Day: April 29, 2004

  • XHTML in Easy Steps

    XHTML in Easy Steps
    XHTML in Easy Steps (subtitled Web Pages for the Desktop & Mobile Internet) is probably the best book on modern mobile markup that I’ve ever seen.  The book is part of Barnes and Noble‘s in Easy Steps series.  These books are $10, no BS guides to the subject covered.

    They remind me of what I would have liked the Visual Quickstart Guide series of books to be.  I’ve looked at serveral Visual Quickstart Guides, but have never been able to jive with the format and layout of the books.  They feel too cluttered, and too “hey look what I can do” for my tastes.

    In contrast, the in Easy Steps layout is simple but functional.  There’s usually some full page text discussion at the beginning of the chapter, followed by several examples.  A typical example page will consist of XHTML and CSS listings followed by (get this) the design as displayed by the Nokia browser as well as what it looks like in a shrunk down IE window.

    How freaking cool is that?  The author gets across basic XHTML markup concepts while keeping the user focused on “how is this going to look on a phone?”
^^^^^^^^
- Problem 1 -
Quote the book review above in full, word for word.
The book review and the records that follow it are unrelated material.

- Extracted records -
^^^^^^^^
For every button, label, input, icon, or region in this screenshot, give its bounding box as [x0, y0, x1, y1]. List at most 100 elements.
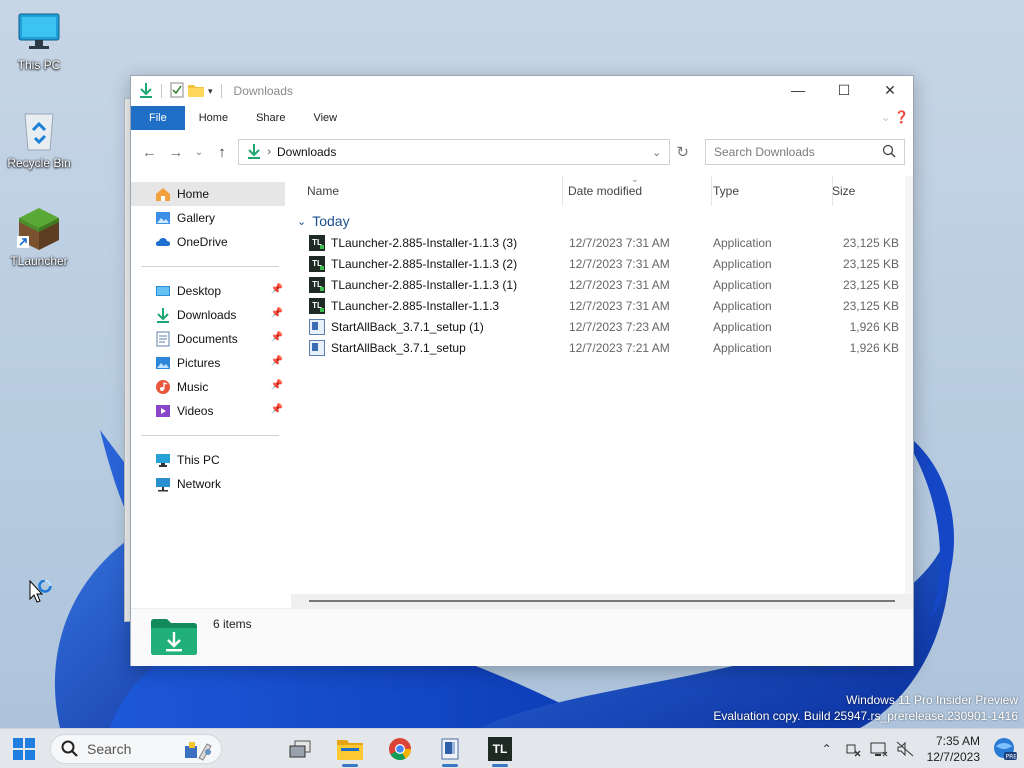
file-type: Application [713, 319, 772, 334]
forward-button[interactable]: → [166, 138, 187, 166]
scrollbar-thumb[interactable] [309, 600, 895, 602]
desktop-icon-this-pc[interactable]: This PC [1, 10, 77, 72]
file-row[interactable]: StartAllBack_3.7.1_setup 12/7/2023 7:21 … [291, 337, 913, 358]
file-name: TLauncher-2.885-Installer-1.1.3 (1) [331, 277, 518, 292]
column-headers: Name Date modified Type Size ⌄ [291, 174, 913, 206]
taskbar-search-box[interactable]: Search [50, 733, 222, 764]
nav-item-desktop[interactable]: Desktop 📌 [131, 279, 291, 303]
pin-icon[interactable]: 📌 [271, 332, 283, 343]
file-row[interactable]: TL TLauncher-2.885-Installer-1.1.3 (1) 12… [291, 274, 913, 295]
setup-installer-icon [309, 318, 325, 335]
desktop-icon-label: Recycle Bin [7, 156, 71, 170]
nav-item-network[interactable]: Network [131, 472, 291, 496]
back-button[interactable]: ← [139, 138, 160, 166]
pin-icon[interactable]: 📌 [271, 380, 283, 391]
desktop-icon-recycle-bin[interactable]: Recycle Bin [1, 108, 77, 170]
column-header-date[interactable]: Date modified [568, 176, 712, 206]
file-explorer-window[interactable]: ▾ Downloads — ☐ ✕ File Home Share View ⌄… [130, 75, 914, 666]
file-size: 1,926 KB [849, 319, 899, 334]
address-bar[interactable]: › Downloads ⌄ [238, 139, 671, 165]
horizontal-scrollbar[interactable] [291, 594, 913, 608]
taskbar-clock[interactable]: 7:35 AM 12/7/2023 [927, 733, 980, 765]
network-icon[interactable] [869, 739, 889, 759]
desktop-icon-tlauncher[interactable]: TLauncher [1, 206, 77, 268]
setup-installer-icon [441, 738, 459, 759]
nav-item-documents[interactable]: Documents 📌 [131, 327, 291, 351]
nav-item-this-pc[interactable]: This PC [131, 448, 291, 472]
file-size: 23,125 KB [842, 256, 899, 271]
column-header-size[interactable]: Size [832, 176, 906, 206]
pin-icon[interactable]: 📌 [271, 308, 283, 319]
nav-item-gallery[interactable]: Gallery [131, 206, 291, 230]
nav-item-onedrive[interactable]: OneDrive [131, 230, 291, 254]
breadcrumb[interactable]: Downloads [277, 145, 646, 159]
file-date: 12/7/2023 7:23 AM [569, 319, 670, 334]
customize-toolbar-dropdown[interactable]: ▾ [208, 86, 213, 97]
nav-item-label: Videos [177, 404, 214, 418]
file-row[interactable]: TL TLauncher-2.885-Installer-1.1.3 12/7/2… [291, 295, 913, 316]
dev-home-pre-icon[interactable]: PRE [992, 738, 1018, 761]
taskbar-file-explorer[interactable] [330, 729, 370, 768]
chevron-down-icon[interactable]: ⌄ [297, 215, 306, 228]
sort-indicator-icon: ⌄ [631, 174, 639, 184]
breadcrumb-chevron-icon[interactable]: › [267, 146, 271, 158]
tab-home[interactable]: Home [185, 106, 242, 130]
up-button[interactable]: ↑ [212, 138, 233, 166]
search-icon[interactable] [882, 144, 896, 161]
file-date: 12/7/2023 7:21 AM [569, 340, 670, 355]
search-input[interactable] [713, 145, 882, 159]
file-row[interactable]: TL TLauncher-2.885-Installer-1.1.3 (3) 12… [291, 232, 913, 253]
minimize-button[interactable]: — [775, 76, 821, 104]
file-row[interactable]: TL TLauncher-2.885-Installer-1.1.3 (2) 12… [291, 253, 913, 274]
chevron-up-icon[interactable]: ⌃ [817, 739, 837, 759]
clock-time: 7:35 AM [935, 734, 980, 748]
tab-share[interactable]: Share [242, 106, 299, 130]
window-title: Downloads [233, 84, 293, 98]
maximize-button[interactable]: ☐ [821, 76, 867, 104]
nav-item-downloads[interactable]: Downloads 📌 [131, 303, 291, 327]
nav-item-pictures[interactable]: Pictures 📌 [131, 351, 291, 375]
taskbar-installer-app[interactable] [430, 729, 470, 768]
pin-icon[interactable]: 📌 [271, 404, 283, 415]
recycle-bin-icon [17, 108, 61, 152]
refresh-button[interactable]: ↻ [672, 138, 693, 166]
watermark-build: Evaluation copy. Build 25947.rs_prerelea… [713, 709, 1018, 723]
volume-muted-icon[interactable] [895, 739, 915, 759]
search-icon [61, 740, 78, 757]
usb-error-icon[interactable] [843, 739, 863, 759]
column-header-type[interactable]: Type [713, 176, 833, 206]
file-type: Application [713, 298, 772, 313]
taskbar: Search TL ⌃ 7:35 AM 12/7/2023 PRE [0, 728, 1024, 768]
pin-icon[interactable]: 📌 [271, 284, 283, 295]
new-folder-icon[interactable] [188, 83, 204, 100]
setup-installer-icon [309, 339, 325, 356]
properties-check-icon[interactable] [170, 82, 184, 101]
file-type: Application [713, 277, 772, 292]
expand-ribbon-icon[interactable]: ⌄ ❓ [881, 110, 909, 124]
download-arrow-icon[interactable] [139, 82, 153, 101]
column-label: Size [832, 184, 856, 198]
column-header-name[interactable]: Name [307, 176, 563, 206]
nav-item-home[interactable]: Home [131, 182, 285, 206]
nav-item-music[interactable]: Music 📌 [131, 375, 291, 399]
pin-icon[interactable]: 📌 [271, 356, 283, 367]
task-view-button[interactable] [280, 729, 320, 768]
title-bar[interactable]: ▾ Downloads — ☐ ✕ [131, 76, 913, 106]
taskbar-search-label: Search [87, 740, 132, 757]
file-row[interactable]: StartAllBack_3.7.1_setup (1) 12/7/2023 7… [291, 316, 913, 337]
search-box[interactable] [704, 139, 905, 165]
start-button[interactable] [4, 729, 44, 768]
taskbar-chrome[interactable] [380, 729, 420, 768]
group-header-today[interactable]: ⌄ Today [291, 210, 913, 232]
tab-file[interactable]: File [131, 106, 185, 130]
address-dropdown-icon[interactable]: ⌄ [652, 146, 661, 159]
recent-locations-button[interactable]: ⌄ [192, 138, 205, 166]
tab-view[interactable]: View [299, 106, 351, 130]
taskbar-tlauncher[interactable]: TL [480, 729, 520, 768]
file-date: 12/7/2023 7:31 AM [569, 298, 670, 313]
vertical-scrollbar[interactable] [905, 176, 913, 608]
chrome-icon [389, 737, 411, 760]
nav-item-videos[interactable]: Videos 📌 [131, 399, 291, 423]
home-icon [155, 186, 171, 202]
close-button[interactable]: ✕ [867, 76, 913, 104]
^^^^^^^^
- Problem 2 -
From the records, print verbatim the lines from the one with "file-type: Application [713, 319, 772, 334]" to the one with "pin-icon[interactable]: 📌 [271, 332, 283, 343]", including both.

- Task response 1 -
Day: April 29, 2004

  • XHTML in Easy Steps

    XHTML in Easy Steps
    XHTML in Easy Steps (subtitled Web Pages for the Desktop & Mobile Internet) is probably the best book on modern mobile markup that I’ve ever seen.  The book is part of Barnes and Noble‘s in Easy Steps series.  These books are $10, no BS guides to the subject covered.

    They remind me of what I would have liked the Visual Quickstart Guide series of books to be.  I’ve looked at serveral Visual Quickstart Guides, but have never been able to jive with the format and layout of the books.  They feel too cluttered, and too “hey look what I can do” for my tastes.

    In contrast, the in Easy Steps layout is simple but functional.  There’s usually some full page text discussion at the beginning of the chapter, followed by several examples.  A typical example page will consist of XHTML and CSS listings followed by (get this) the design as displayed by the Nokia browser as well as what it looks like in a shrunk down IE window.

    How freaking cool is that?  The author gets across basic XHTML markup concepts while keeping the user focused on “how is this going to look on a phone?”

- Task response 2 -
file-type: Application [713, 319, 772, 334]
forward-button[interactable]: → [166, 138, 187, 166]
scrollbar-thumb[interactable] [309, 600, 895, 602]
desktop-icon-this-pc[interactable]: This PC [1, 10, 77, 72]
file-row[interactable]: StartAllBack_3.7.1_setup 12/7/2023 7:21 … [291, 337, 913, 358]
file-name: TLauncher-2.885-Installer-1.1.3 (1) [331, 277, 518, 292]
column-headers: Name Date modified Type Size ⌄ [291, 174, 913, 206]
taskbar-search-box[interactable]: Search [50, 733, 222, 764]
nav-item-desktop[interactable]: Desktop 📌 [131, 279, 291, 303]
pin-icon[interactable]: 📌 [271, 332, 283, 343]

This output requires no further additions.